[Document page transcription items]
· · · · ·
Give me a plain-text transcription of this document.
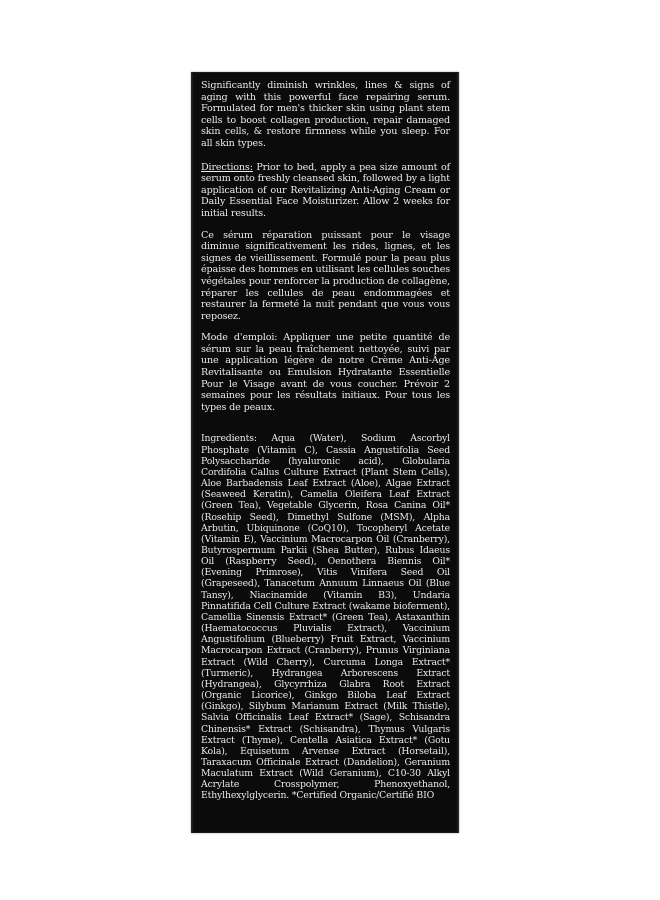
Significantly diminish wrinkles, lines & signs of aging with this powerful face repairing serum. Formulated for men's thicker skin using plant stem cells to boost collagen production, repair damaged skin cells, & restore firmness while you sleep. For all skin types.

Directions: Prior to bed, apply a pea size amount of serum onto freshly cleansed skin, followed by a light application of our Revitalizing Anti-Aging Cream or Daily Essential Face Moisturizer. Allow 2 weeks for initial results.

Ce sérum réparation puissant pour le visage diminue significativement les rides, lignes, et les signes de vieillissement. Formulé pour la peau plus épaisse des hommes en utilisant les cellules souches végétales pour renforcer la production de collagène, réparer les cellules de peau endommagées et restaurer la fermeté la nuit pendant que vous vous reposez.

Mode d'emploi: Appliquer une petite quantité de sérum sur la peau fraîchement nettoyée, suivi par une application légère de notre Crème Anti-Âge Revitalisante ou Emulsion Hydratante Essentielle Pour le Visage avant de vous coucher. Prévoir 2 semaines pour les résultats initiaux. Pour tous les types de peaux.

Ingredients: Aqua (Water), Sodium Ascorbyl Phosphate (Vitamin C), Cassia Angustifolia Seed Polysaccharide (hyaluronic acid), Globularia Cordifolia Callus Culture Extract (Plant Stem Cells), Aloe Barbadensis Leaf Extract (Aloe), Algae Extract (Seaweed Keratin), Camelia Oleifera Leaf Extract (Green Tea), Vegetable Glycerin, Rosa Canina Oil* (Rosehip Seed), Dimethyl Sulfone (MSM), Alpha Arbutin, Ubiquinone (CoQ10), Tocopheryl Acetate (Vitamin E), Vaccinium Macrocarpon Oil (Cranberry), Butyrospermum Parkii (Shea Butter), Rubus Idaeus Oil (Raspberry Seed), Oenothera Biennis Oil* (Evening Primrose), Vitis Vinifera Seed Oil (Grapeseed), Tanacetum Annuum Linnaeus Oil (Blue Tansy), Niacinamide (Vitamin B3), Undaria Pinnatifida Cell Culture Extract (wakame bioferment), Camellia Sinensis Extract* (Green Tea), Astaxanthin (Haematococcus Pluvialis Extract), Vaccinium Angustifolium (Blueberry) Fruit Extract, Vaccinium Macrocarpon Extract (Cranberry), Prunus Virginiana Extract (Wild Cherry), Curcuma Longa Extract* (Turmeric), Hydrangea Arborescens Extract (Hydrangea), Glycyrrhiza Glabra Root Extract (Organic Licorice), Ginkgo Biloba Leaf Extract (Ginkgo), Silybum Marianum Extract (Milk Thistle), Salvia Officinalis Leaf Extract* (Sage), Schisandra Chinensis* Extract (Schisandra), Thymus Vulgaris Extract (Thyme), Centella Asiatica Extract* (Gotu Kola), Equisetum Arvense Extract (Horsetail), Taraxacum Officinale Extract (Dandelion), Geranium Maculatum Extract (Wild Geranium), C10-30 Alkyl Acrylate Crosspolymer, Phenoxyethanol, Ethylhexylglycerin. *Certified Organic/Certifié BIO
· · · · ·
Give the number of lines in the entries that include the string "sérum", and nothing else.

RESPONSE AREA:
2